Could you print all the entries exactly?

---------------

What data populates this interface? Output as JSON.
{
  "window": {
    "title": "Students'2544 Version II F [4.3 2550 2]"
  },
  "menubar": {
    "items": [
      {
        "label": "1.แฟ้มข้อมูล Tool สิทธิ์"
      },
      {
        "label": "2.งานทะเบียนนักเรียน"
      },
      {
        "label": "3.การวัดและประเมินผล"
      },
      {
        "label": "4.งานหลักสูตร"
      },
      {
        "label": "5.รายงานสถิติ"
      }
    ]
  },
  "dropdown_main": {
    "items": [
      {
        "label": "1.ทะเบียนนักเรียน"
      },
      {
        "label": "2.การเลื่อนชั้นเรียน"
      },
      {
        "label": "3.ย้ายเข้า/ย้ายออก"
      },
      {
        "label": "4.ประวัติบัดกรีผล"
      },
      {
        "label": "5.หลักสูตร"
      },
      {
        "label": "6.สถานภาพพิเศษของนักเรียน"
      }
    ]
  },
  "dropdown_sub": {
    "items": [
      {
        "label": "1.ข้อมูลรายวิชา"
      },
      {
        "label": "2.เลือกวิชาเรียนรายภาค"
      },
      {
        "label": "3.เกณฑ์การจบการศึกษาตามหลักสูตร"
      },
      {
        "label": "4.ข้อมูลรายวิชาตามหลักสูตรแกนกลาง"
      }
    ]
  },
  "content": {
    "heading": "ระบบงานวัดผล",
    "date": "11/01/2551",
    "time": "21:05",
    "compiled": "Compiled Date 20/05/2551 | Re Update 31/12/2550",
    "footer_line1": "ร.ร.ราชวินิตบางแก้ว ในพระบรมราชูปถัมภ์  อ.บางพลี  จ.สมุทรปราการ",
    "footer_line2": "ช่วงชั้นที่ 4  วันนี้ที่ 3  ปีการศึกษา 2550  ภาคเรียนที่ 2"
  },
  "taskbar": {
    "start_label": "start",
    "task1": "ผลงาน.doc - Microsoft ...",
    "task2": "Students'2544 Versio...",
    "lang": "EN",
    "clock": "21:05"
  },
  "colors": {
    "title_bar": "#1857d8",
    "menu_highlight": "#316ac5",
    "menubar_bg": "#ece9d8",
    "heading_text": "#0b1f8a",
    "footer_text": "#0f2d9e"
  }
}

---------------

= THE COMPLETED TASK =
What data populates this interface? Output as JSON.
{
  "window": {
    "title": "Students'2544 Version II F [4.3 2550 2]"
  },
  "menubar": {
    "items": [
      {
        "label": "1.แฟ้มข้อมูล Tool สิทธิ์"
      },
      {
        "label": "2.งานทะเบียนนักเรียน"
      },
      {
        "label": "3.การวัดและประเมินผล"
      },
      {
        "label": "4.งานหลักสูตร"
      },
      {
        "label": "5.รายงานสถิติ"
      }
    ]
  },
  "dropdown_main": {
    "items": [
      {
        "label": "1.ทะเบียนนักเรียน"
      },
      {
        "label": "2.การเลื่อนชั้นเรียน"
      },
      {
        "label": "3.ย้ายเข้า/ย้ายออก"
      },
      {
        "label": "4.ประวัติบัดกรีผล"
      },
      {
        "label": "5.หลักสูตร"
      },
      {
        "label": "6.สถานภาพพิเศษของนักเรียน"
      }
    ]
  },
  "dropdown_sub": {
    "items": [
      {
        "label": "1.ข้อมูลรายวิชา"
      },
      {
        "label": "2.เลือกวิชาเรียนรายภาค"
      },
      {
        "label": "3.เกณฑ์การจบการศึกษาตามหลักสูตร"
      },
      {
        "label": "4.ข้อมูลรายวิชาตามหลักสูตรแกนกลาง"
      }
    ]
  },
  "content": {
    "heading": "ระบบงานวัดผล",
    "date": "11/01/2551",
    "time": "21:05",
    "compiled": "Compiled Date 20/05/2551 | Re Update 31/12/2550",
    "footer_line1": "ร.ร.ราชวินิตบางแก้ว ในพระบรมราชูปถัมภ์  อ.บางพลี  จ.สมุทรปราการ",
    "footer_line2": "ช่วงชั้นที่ 4  วันนี้ที่ 3  ปีการศึกษา 2550  ภาคเรียนที่ 2"
  },
  "taskbar": {
    "start_label": "start",
    "task1": "ผลงาน.doc - Microsoft ...",
    "task2": "Students'2544 Versio...",
    "lang": "EN",
    "clock": "21:05"
  },
  "colors": {
    "title_bar": "#1857d8",
    "menu_highlight": "#316ac5",
    "menubar_bg": "#ece9d8",
    "heading_text": "#0b1f8a",
    "footer_text": "#0f2d9e"
  }
}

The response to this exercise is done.